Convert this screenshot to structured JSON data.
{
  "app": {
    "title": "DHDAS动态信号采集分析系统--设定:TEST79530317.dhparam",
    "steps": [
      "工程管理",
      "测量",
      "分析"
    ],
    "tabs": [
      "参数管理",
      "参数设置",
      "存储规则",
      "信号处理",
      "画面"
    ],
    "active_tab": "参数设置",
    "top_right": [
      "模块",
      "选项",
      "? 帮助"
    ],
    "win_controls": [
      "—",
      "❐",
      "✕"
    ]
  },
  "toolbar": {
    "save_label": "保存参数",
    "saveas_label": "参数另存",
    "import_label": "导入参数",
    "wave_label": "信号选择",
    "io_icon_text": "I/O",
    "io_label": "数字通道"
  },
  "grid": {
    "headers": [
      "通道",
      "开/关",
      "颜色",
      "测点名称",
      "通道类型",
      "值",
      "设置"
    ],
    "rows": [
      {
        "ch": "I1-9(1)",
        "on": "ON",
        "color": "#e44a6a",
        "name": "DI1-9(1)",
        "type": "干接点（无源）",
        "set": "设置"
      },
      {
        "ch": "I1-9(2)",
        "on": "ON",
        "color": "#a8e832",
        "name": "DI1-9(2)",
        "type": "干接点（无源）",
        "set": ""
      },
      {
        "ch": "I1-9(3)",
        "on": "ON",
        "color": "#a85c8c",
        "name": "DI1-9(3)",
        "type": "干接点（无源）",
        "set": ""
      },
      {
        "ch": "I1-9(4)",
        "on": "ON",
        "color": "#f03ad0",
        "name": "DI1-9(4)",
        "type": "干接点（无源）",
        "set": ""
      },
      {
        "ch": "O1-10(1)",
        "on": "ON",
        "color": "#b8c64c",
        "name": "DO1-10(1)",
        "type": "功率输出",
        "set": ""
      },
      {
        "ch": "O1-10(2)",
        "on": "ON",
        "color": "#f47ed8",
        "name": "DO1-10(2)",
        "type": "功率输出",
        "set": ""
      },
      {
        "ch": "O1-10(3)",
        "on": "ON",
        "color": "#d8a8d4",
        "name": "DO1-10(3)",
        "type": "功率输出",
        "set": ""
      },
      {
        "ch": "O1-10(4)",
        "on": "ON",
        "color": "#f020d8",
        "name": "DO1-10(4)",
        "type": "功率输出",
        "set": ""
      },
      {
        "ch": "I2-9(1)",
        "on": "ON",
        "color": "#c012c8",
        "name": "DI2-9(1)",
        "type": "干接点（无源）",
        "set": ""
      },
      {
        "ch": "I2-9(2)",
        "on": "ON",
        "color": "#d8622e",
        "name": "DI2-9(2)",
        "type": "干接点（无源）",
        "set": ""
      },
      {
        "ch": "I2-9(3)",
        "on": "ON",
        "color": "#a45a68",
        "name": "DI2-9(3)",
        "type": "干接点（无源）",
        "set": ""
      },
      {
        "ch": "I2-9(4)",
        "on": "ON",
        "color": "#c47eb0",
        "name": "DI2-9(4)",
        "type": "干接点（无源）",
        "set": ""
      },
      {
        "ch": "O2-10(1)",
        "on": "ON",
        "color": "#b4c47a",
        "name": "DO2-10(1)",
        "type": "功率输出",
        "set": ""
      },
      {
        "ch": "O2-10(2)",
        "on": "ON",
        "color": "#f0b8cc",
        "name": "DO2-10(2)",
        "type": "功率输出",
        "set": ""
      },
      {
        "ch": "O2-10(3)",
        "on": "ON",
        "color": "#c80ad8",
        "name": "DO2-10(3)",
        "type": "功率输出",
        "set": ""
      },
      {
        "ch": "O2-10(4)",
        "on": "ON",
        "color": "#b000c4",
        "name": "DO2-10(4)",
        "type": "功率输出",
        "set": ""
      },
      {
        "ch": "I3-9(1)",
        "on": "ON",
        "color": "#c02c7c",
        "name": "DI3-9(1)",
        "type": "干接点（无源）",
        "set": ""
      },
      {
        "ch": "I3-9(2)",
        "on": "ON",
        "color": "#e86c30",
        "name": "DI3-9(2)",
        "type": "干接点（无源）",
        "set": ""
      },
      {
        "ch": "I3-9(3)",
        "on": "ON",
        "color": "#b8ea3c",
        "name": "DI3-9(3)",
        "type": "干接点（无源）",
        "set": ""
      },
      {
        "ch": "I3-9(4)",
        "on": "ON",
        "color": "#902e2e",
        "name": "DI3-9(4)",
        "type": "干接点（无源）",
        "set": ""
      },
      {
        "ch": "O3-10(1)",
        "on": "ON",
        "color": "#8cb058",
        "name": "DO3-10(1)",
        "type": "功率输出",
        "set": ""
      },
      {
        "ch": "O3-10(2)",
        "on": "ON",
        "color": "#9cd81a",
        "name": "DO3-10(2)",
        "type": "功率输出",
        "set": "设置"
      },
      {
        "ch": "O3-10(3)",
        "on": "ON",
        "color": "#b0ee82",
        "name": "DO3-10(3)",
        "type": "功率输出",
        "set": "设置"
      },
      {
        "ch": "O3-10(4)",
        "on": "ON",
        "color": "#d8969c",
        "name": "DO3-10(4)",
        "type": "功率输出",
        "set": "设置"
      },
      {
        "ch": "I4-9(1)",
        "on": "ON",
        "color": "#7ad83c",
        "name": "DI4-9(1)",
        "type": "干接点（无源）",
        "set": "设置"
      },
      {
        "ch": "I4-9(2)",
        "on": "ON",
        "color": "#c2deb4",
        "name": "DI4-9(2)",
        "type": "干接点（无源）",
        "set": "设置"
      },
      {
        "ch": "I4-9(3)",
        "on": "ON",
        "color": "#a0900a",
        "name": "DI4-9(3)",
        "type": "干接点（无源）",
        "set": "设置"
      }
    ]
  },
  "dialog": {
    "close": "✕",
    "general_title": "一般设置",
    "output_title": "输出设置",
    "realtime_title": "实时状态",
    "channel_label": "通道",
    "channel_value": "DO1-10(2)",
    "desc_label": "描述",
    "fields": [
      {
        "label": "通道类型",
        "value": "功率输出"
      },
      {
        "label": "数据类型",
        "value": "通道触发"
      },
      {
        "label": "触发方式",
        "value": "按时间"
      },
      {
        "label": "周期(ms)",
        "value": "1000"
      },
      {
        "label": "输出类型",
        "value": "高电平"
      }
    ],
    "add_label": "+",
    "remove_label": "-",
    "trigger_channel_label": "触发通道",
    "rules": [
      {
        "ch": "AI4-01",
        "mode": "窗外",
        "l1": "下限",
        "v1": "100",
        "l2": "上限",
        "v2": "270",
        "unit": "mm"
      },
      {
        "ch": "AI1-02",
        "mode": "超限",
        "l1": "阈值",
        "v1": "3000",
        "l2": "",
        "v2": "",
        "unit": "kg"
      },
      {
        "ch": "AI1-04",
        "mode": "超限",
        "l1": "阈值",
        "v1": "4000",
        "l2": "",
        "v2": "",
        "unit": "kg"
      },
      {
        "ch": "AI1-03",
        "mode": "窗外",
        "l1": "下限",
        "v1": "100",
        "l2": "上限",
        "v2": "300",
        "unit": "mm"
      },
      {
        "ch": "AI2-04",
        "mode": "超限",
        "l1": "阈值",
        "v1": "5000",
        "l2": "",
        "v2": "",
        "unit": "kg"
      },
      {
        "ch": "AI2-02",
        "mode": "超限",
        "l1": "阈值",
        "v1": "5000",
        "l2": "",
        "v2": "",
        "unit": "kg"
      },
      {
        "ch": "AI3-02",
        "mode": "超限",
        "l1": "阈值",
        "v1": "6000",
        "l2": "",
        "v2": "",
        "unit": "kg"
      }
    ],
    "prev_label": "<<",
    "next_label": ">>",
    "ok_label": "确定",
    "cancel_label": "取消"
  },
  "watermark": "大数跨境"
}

§ AIM OF THE TASK
Each entry above is to be printed again exactly.

§ FINAL ANSWER
Convert this screenshot to structured JSON data.
{
  "app": {
    "title": "DHDAS动态信号采集分析系统--设定:TEST79530317.dhparam",
    "steps": [
      "工程管理",
      "测量",
      "分析"
    ],
    "tabs": [
      "参数管理",
      "参数设置",
      "存储规则",
      "信号处理",
      "画面"
    ],
    "active_tab": "参数设置",
    "top_right": [
      "模块",
      "选项",
      "? 帮助"
    ],
    "win_controls": [
      "—",
      "❐",
      "✕"
    ]
  },
  "toolbar": {
    "save_label": "保存参数",
    "saveas_label": "参数另存",
    "import_label": "导入参数",
    "wave_label": "信号选择",
    "io_icon_text": "I/O",
    "io_label": "数字通道"
  },
  "grid": {
    "headers": [
      "通道",
      "开/关",
      "颜色",
      "测点名称",
      "通道类型",
      "值",
      "设置"
    ],
    "rows": [
      {
        "ch": "I1-9(1)",
        "on": "ON",
        "color": "#e44a6a",
        "name": "DI1-9(1)",
        "type": "干接点（无源）",
        "set": "设置"
      },
      {
        "ch": "I1-9(2)",
        "on": "ON",
        "color": "#a8e832",
        "name": "DI1-9(2)",
        "type": "干接点（无源）",
        "set": ""
      },
      {
        "ch": "I1-9(3)",
        "on": "ON",
        "color": "#a85c8c",
        "name": "DI1-9(3)",
        "type": "干接点（无源）",
        "set": ""
      },
      {
        "ch": "I1-9(4)",
        "on": "ON",
        "color": "#f03ad0",
        "name": "DI1-9(4)",
        "type": "干接点（无源）",
        "set": ""
      },
      {
        "ch": "O1-10(1)",
        "on": "ON",
        "color": "#b8c64c",
        "name": "DO1-10(1)",
        "type": "功率输出",
        "set": ""
      },
      {
        "ch": "O1-10(2)",
        "on": "ON",
        "color": "#f47ed8",
        "name": "DO1-10(2)",
        "type": "功率输出",
        "set": ""
      },
      {
        "ch": "O1-10(3)",
        "on": "ON",
        "color": "#d8a8d4",
        "name": "DO1-10(3)",
        "type": "功率输出",
        "set": ""
      },
      {
        "ch": "O1-10(4)",
        "on": "ON",
        "color": "#f020d8",
        "name": "DO1-10(4)",
        "type": "功率输出",
        "set": ""
      },
      {
        "ch": "I2-9(1)",
        "on": "ON",
        "color": "#c012c8",
        "name": "DI2-9(1)",
        "type": "干接点（无源）",
        "set": ""
      },
      {
        "ch": "I2-9(2)",
        "on": "ON",
        "color": "#d8622e",
        "name": "DI2-9(2)",
        "type": "干接点（无源）",
        "set": ""
      },
      {
        "ch": "I2-9(3)",
        "on": "ON",
        "color": "#a45a68",
        "name": "DI2-9(3)",
        "type": "干接点（无源）",
        "set": ""
      },
      {
        "ch": "I2-9(4)",
        "on": "ON",
        "color": "#c47eb0",
        "name": "DI2-9(4)",
        "type": "干接点（无源）",
        "set": ""
      },
      {
        "ch": "O2-10(1)",
        "on": "ON",
        "color": "#b4c47a",
        "name": "DO2-10(1)",
        "type": "功率输出",
        "set": ""
      },
      {
        "ch": "O2-10(2)",
        "on": "ON",
        "color": "#f0b8cc",
        "name": "DO2-10(2)",
        "type": "功率输出",
        "set": ""
      },
      {
        "ch": "O2-10(3)",
        "on": "ON",
        "color": "#c80ad8",
        "name": "DO2-10(3)",
        "type": "功率输出",
        "set": ""
      },
      {
        "ch": "O2-10(4)",
        "on": "ON",
        "color": "#b000c4",
        "name": "DO2-10(4)",
        "type": "功率输出",
        "set": ""
      },
      {
        "ch": "I3-9(1)",
        "on": "ON",
        "color": "#c02c7c",
        "name": "DI3-9(1)",
        "type": "干接点（无源）",
        "set": ""
      },
      {
        "ch": "I3-9(2)",
        "on": "ON",
        "color": "#e86c30",
        "name": "DI3-9(2)",
        "type": "干接点（无源）",
        "set": ""
      },
      {
        "ch": "I3-9(3)",
        "on": "ON",
        "color": "#b8ea3c",
        "name": "DI3-9(3)",
        "type": "干接点（无源）",
        "set": ""
      },
      {
        "ch": "I3-9(4)",
        "on": "ON",
        "color": "#902e2e",
        "name": "DI3-9(4)",
        "type": "干接点（无源）",
        "set": ""
      },
      {
        "ch": "O3-10(1)",
        "on": "ON",
        "color": "#8cb058",
        "name": "DO3-10(1)",
        "type": "功率输出",
        "set": ""
      },
      {
        "ch": "O3-10(2)",
        "on": "ON",
        "color": "#9cd81a",
        "name": "DO3-10(2)",
        "type": "功率输出",
        "set": "设置"
      },
      {
        "ch": "O3-10(3)",
        "on": "ON",
        "color": "#b0ee82",
        "name": "DO3-10(3)",
        "type": "功率输出",
        "set": "设置"
      },
      {
        "ch": "O3-10(4)",
        "on": "ON",
        "color": "#d8969c",
        "name": "DO3-10(4)",
        "type": "功率输出",
        "set": "设置"
      },
      {
        "ch": "I4-9(1)",
        "on": "ON",
        "color": "#7ad83c",
        "name": "DI4-9(1)",
        "type": "干接点（无源）",
        "set": "设置"
      },
      {
        "ch": "I4-9(2)",
        "on": "ON",
        "color": "#c2deb4",
        "name": "DI4-9(2)",
        "type": "干接点（无源）",
        "set": "设置"
      },
      {
        "ch": "I4-9(3)",
        "on": "ON",
        "color": "#a0900a",
        "name": "DI4-9(3)",
        "type": "干接点（无源）",
        "set": "设置"
      }
    ]
  },
  "dialog": {
    "close": "✕",
    "general_title": "一般设置",
    "output_title": "输出设置",
    "realtime_title": "实时状态",
    "channel_label": "通道",
    "channel_value": "DO1-10(2)",
    "desc_label": "描述",
    "fields": [
      {
        "label": "通道类型",
        "value": "功率输出"
      },
      {
        "label": "数据类型",
        "value": "通道触发"
      },
      {
        "label": "触发方式",
        "value": "按时间"
      },
      {
        "label": "周期(ms)",
        "value": "1000"
      },
      {
        "label": "输出类型",
        "value": "高电平"
      }
    ],
    "add_label": "+",
    "remove_label": "-",
    "trigger_channel_label": "触发通道",
    "rules": [
      {
        "ch": "AI4-01",
        "mode": "窗外",
        "l1": "下限",
        "v1": "100",
        "l2": "上限",
        "v2": "270",
        "unit": "mm"
      },
      {
        "ch": "AI1-02",
        "mode": "超限",
        "l1": "阈值",
        "v1": "3000",
        "l2": "",
        "v2": "",
        "unit": "kg"
      },
      {
        "ch": "AI1-04",
        "mode": "超限",
        "l1": "阈值",
        "v1": "4000",
        "l2": "",
        "v2": "",
        "unit": "kg"
      },
      {
        "ch": "AI1-03",
        "mode": "窗外",
        "l1": "下限",
        "v1": "100",
        "l2": "上限",
        "v2": "300",
        "unit": "mm"
      },
      {
        "ch": "AI2-04",
        "mode": "超限",
        "l1": "阈值",
        "v1": "5000",
        "l2": "",
        "v2": "",
        "unit": "kg"
      },
      {
        "ch": "AI2-02",
        "mode": "超限",
        "l1": "阈值",
        "v1": "5000",
        "l2": "",
        "v2": "",
        "unit": "kg"
      },
      {
        "ch": "AI3-02",
        "mode": "超限",
        "l1": "阈值",
        "v1": "6000",
        "l2": "",
        "v2": "",
        "unit": "kg"
      }
    ],
    "prev_label": "<<",
    "next_label": ">>",
    "ok_label": "确定",
    "cancel_label": "取消"
  },
  "watermark": "大数跨境"
}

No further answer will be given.